▶ _Given task_: Find the word "число" in the records below. List each line containing it.

[Some records]
--- BEGIN ---

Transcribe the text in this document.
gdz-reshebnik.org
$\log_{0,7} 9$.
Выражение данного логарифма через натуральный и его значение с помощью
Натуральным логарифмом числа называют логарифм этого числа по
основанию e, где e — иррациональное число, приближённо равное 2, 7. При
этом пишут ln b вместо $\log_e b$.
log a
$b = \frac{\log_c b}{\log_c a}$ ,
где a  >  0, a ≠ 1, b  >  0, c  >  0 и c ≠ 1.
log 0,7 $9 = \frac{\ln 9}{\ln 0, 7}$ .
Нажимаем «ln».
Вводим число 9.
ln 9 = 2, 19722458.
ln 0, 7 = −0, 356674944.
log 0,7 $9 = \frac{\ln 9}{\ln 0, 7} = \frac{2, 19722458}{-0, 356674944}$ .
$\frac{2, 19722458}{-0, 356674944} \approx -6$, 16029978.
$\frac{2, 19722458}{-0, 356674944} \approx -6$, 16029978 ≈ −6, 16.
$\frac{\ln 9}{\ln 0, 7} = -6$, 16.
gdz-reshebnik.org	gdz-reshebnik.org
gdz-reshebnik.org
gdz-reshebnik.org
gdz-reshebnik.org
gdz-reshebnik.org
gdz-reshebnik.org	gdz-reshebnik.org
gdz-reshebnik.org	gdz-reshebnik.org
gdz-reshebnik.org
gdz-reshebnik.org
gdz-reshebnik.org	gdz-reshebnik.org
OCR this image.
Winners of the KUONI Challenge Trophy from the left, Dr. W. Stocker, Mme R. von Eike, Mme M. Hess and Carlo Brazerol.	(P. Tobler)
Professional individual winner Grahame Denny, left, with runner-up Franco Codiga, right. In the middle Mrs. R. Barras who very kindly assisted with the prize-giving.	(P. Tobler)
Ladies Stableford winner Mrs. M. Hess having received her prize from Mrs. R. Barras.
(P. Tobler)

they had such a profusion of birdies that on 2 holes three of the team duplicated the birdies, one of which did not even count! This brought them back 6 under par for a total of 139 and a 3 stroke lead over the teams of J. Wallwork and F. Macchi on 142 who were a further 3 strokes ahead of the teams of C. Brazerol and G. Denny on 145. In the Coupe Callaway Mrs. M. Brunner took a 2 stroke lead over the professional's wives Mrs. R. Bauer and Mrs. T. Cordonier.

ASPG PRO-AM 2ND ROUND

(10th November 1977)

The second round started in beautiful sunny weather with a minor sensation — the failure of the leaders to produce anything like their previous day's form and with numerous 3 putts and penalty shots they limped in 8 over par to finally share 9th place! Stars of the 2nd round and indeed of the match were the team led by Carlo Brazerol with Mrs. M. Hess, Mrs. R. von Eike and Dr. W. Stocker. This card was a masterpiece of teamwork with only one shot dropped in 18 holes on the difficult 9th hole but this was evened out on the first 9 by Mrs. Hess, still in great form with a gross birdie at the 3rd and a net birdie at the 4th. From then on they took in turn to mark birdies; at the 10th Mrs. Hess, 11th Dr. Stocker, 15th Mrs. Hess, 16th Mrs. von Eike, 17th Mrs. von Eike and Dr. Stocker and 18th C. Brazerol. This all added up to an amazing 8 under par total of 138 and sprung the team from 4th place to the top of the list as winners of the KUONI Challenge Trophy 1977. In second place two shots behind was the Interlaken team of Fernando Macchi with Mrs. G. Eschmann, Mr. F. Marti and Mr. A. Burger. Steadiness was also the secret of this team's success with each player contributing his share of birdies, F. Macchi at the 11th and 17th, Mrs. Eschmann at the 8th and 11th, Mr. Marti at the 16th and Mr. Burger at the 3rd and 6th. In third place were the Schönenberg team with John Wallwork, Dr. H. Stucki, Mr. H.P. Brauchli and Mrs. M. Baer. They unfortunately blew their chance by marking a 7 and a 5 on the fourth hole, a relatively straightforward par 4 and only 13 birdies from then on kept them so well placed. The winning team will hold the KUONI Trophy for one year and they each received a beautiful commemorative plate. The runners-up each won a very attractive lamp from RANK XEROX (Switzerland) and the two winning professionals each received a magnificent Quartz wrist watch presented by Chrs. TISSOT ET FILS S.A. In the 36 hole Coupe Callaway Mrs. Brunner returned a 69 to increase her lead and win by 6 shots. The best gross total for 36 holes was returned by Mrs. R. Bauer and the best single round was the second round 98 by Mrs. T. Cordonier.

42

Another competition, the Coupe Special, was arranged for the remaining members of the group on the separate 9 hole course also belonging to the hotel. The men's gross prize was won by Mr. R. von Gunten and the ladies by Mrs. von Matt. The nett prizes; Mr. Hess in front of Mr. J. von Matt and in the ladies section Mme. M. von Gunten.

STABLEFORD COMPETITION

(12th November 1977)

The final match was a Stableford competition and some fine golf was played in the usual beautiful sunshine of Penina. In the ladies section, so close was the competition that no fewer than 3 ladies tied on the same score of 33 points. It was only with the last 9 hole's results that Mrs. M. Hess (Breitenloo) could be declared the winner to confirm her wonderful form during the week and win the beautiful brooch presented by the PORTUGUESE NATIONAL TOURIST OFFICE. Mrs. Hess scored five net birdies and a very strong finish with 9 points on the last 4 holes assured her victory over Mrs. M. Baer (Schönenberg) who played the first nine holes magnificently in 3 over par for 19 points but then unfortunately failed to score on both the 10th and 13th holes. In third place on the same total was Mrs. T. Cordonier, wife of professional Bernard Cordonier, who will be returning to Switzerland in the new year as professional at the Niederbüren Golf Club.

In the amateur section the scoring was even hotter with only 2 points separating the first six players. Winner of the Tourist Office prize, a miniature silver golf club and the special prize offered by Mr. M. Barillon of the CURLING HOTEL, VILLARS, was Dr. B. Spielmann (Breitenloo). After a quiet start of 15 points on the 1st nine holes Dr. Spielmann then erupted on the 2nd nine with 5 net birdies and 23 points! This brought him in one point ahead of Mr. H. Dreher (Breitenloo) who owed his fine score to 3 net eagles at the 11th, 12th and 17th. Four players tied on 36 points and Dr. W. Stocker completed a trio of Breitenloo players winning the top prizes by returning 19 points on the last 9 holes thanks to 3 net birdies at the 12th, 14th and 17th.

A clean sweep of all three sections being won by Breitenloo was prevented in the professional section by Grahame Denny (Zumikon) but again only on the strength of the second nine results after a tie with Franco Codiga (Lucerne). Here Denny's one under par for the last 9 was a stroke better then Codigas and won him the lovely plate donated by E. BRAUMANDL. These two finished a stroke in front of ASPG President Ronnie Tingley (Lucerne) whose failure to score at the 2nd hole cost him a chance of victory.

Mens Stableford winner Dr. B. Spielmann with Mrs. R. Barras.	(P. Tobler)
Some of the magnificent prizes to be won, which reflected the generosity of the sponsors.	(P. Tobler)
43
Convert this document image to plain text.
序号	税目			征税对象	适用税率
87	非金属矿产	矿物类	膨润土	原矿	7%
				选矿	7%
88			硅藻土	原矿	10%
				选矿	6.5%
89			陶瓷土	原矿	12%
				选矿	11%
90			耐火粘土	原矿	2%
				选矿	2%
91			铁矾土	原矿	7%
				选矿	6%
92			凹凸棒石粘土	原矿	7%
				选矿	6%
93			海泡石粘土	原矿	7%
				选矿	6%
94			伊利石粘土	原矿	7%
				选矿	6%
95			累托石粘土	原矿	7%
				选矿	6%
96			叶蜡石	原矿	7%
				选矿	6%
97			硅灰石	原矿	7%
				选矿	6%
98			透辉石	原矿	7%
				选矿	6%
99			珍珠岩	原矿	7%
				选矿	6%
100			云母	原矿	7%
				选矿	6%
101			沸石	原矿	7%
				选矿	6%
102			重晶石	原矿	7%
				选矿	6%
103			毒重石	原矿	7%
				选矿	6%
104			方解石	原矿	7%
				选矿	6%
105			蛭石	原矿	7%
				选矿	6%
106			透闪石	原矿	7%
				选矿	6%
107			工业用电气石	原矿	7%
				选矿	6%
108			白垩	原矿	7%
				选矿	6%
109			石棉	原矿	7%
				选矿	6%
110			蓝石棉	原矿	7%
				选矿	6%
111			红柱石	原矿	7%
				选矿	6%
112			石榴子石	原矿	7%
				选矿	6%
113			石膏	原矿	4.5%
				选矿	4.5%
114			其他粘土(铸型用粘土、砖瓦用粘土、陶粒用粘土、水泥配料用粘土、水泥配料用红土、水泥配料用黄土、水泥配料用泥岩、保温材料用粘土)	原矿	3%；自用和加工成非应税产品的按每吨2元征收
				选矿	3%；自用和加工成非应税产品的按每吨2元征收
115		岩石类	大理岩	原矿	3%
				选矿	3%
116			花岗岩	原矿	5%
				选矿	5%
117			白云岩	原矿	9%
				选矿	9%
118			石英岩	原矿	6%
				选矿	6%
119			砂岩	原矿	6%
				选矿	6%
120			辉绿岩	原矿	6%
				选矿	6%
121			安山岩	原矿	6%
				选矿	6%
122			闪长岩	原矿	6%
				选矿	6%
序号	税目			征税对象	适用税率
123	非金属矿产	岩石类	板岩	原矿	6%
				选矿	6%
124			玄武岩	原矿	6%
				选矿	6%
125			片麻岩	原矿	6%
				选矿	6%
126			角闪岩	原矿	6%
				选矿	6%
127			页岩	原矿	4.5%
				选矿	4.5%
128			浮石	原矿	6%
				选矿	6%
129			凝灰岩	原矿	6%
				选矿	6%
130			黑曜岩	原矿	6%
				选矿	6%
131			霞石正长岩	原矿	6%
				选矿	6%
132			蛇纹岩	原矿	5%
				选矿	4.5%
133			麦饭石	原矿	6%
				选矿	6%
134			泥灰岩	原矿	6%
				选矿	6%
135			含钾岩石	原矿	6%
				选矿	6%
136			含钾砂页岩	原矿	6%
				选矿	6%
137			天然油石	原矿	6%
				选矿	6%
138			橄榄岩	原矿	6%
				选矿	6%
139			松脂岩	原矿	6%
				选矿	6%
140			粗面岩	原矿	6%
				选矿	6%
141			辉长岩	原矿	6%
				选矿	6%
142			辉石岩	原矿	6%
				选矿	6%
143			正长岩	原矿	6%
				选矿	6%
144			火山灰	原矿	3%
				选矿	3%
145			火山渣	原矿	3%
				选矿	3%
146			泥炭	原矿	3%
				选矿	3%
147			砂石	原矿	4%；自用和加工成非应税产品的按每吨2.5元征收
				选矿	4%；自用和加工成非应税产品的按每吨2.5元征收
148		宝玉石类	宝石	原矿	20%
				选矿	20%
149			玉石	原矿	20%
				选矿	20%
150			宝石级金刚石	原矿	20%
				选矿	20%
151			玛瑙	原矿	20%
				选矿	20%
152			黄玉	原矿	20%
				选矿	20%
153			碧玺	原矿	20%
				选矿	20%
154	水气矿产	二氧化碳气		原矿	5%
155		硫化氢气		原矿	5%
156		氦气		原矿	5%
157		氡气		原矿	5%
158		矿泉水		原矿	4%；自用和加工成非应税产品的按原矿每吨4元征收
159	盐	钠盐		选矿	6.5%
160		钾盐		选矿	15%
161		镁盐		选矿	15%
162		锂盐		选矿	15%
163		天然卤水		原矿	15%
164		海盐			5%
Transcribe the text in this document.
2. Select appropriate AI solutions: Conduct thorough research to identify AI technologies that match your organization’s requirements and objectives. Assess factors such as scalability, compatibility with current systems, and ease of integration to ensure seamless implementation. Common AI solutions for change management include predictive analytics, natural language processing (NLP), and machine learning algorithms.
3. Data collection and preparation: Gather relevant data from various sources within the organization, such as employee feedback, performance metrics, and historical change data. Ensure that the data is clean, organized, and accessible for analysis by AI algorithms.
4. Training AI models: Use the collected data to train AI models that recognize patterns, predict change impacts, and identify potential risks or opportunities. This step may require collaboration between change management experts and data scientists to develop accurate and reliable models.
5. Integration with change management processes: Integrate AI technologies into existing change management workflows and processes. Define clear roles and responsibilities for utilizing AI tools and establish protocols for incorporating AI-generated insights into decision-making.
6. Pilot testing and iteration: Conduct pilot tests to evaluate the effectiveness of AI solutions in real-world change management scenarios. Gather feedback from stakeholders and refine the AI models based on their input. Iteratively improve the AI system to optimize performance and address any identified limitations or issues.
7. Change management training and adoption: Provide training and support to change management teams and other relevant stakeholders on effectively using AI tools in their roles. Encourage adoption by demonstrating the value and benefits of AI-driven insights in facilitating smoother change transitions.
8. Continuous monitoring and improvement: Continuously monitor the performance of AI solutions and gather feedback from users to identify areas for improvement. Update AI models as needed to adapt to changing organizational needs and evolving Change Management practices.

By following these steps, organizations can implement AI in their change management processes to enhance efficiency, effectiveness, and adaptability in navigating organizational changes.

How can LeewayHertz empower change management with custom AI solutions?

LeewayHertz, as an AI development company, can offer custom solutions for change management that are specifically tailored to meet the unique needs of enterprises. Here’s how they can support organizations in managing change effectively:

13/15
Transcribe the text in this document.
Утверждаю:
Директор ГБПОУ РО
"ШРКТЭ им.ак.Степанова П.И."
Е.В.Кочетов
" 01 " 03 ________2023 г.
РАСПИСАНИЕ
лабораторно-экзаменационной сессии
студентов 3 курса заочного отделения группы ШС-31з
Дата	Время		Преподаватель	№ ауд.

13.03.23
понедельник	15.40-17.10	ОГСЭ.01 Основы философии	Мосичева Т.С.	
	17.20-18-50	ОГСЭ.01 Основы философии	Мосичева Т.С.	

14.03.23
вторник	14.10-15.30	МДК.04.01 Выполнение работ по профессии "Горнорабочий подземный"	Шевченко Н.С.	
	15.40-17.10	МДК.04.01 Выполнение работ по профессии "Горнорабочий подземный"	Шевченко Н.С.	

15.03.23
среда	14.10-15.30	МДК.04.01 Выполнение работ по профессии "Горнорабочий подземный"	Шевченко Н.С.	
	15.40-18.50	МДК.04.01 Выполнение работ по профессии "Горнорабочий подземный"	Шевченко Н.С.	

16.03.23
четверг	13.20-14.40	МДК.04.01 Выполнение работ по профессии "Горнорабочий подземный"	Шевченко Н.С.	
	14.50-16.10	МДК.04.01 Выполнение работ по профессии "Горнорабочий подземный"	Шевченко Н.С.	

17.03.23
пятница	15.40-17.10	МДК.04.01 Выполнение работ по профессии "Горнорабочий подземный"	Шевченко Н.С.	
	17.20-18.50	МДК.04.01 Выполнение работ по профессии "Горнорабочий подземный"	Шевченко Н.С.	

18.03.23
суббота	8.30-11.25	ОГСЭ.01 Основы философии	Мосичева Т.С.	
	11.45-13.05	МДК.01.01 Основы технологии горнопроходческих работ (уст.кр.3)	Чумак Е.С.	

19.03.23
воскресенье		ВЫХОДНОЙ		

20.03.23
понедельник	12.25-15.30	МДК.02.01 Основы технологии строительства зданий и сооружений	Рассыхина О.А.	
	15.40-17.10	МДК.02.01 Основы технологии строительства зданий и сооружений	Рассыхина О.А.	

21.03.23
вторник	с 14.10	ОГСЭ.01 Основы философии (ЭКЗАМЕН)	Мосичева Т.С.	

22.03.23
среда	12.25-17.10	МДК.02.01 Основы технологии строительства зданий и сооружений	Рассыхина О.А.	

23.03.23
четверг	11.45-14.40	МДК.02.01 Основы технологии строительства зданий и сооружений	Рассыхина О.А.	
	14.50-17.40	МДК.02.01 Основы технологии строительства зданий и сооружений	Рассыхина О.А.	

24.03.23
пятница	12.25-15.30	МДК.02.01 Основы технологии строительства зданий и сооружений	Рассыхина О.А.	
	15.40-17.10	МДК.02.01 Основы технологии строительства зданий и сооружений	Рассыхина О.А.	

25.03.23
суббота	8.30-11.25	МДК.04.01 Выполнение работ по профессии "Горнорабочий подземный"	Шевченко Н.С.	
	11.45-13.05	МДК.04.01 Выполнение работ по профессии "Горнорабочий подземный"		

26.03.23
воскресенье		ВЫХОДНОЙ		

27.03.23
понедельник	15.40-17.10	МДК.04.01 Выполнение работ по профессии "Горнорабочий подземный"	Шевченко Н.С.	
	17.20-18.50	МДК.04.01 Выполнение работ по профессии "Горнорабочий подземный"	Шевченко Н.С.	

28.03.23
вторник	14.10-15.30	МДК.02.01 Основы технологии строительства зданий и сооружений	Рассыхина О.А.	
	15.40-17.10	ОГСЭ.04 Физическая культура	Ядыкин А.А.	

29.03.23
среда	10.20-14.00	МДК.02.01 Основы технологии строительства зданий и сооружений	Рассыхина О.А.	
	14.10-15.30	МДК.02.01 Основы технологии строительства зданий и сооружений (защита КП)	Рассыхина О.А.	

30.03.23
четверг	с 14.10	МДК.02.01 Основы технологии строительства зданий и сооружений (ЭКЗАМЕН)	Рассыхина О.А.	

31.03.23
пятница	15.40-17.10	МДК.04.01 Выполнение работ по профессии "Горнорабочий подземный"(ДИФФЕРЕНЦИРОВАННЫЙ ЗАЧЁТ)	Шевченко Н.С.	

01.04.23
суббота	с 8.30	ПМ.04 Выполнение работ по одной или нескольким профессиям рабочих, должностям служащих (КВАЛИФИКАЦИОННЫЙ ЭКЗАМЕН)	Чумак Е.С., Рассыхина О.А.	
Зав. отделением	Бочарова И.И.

--- END ---

▶ _Result below_:
основанию e, где e — иррациональное число, приближённо равное 2, 7. При
Вводим число 9.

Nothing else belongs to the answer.